*TASK BRIEF:* Determine how many lines of the records include "that", and answer with the number alone.

-- BEGIN DATA FOR THIS EXERCISE --

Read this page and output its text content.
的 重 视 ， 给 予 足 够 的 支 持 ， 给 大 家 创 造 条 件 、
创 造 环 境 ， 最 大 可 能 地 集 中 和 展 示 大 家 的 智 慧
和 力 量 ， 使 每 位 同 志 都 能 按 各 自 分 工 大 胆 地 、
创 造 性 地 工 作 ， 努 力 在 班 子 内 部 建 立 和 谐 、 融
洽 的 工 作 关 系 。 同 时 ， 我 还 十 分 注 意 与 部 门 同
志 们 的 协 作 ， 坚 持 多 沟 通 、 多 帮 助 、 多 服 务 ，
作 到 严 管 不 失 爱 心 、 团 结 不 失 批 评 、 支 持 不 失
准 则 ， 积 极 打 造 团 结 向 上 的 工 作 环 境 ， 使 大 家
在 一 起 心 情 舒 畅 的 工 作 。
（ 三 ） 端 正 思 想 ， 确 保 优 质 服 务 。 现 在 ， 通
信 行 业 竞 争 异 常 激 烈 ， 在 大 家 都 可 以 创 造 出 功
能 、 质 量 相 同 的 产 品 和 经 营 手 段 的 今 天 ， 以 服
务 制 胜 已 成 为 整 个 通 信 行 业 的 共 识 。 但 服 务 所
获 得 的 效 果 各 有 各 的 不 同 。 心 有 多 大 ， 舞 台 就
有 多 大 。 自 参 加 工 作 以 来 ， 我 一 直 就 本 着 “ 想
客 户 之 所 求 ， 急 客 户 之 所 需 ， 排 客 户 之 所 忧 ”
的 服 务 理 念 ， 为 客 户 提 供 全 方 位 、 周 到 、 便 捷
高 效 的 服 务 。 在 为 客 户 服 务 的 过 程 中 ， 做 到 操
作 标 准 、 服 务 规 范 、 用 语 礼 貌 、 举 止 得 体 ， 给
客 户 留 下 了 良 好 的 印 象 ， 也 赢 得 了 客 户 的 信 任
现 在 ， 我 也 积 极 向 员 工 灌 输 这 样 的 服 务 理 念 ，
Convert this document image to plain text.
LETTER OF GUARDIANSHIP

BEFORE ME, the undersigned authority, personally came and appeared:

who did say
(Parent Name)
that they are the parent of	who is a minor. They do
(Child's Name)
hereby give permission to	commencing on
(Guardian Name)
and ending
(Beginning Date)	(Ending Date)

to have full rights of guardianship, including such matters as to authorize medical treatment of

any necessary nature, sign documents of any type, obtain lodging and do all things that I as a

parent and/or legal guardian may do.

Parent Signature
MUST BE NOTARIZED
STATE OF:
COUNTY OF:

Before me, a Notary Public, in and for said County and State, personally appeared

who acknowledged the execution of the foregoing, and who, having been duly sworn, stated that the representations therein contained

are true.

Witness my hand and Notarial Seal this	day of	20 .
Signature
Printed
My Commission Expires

-- END DATA FOR THIS EXERCISE --

*SOLUTION TO THE EXERCISE:* 3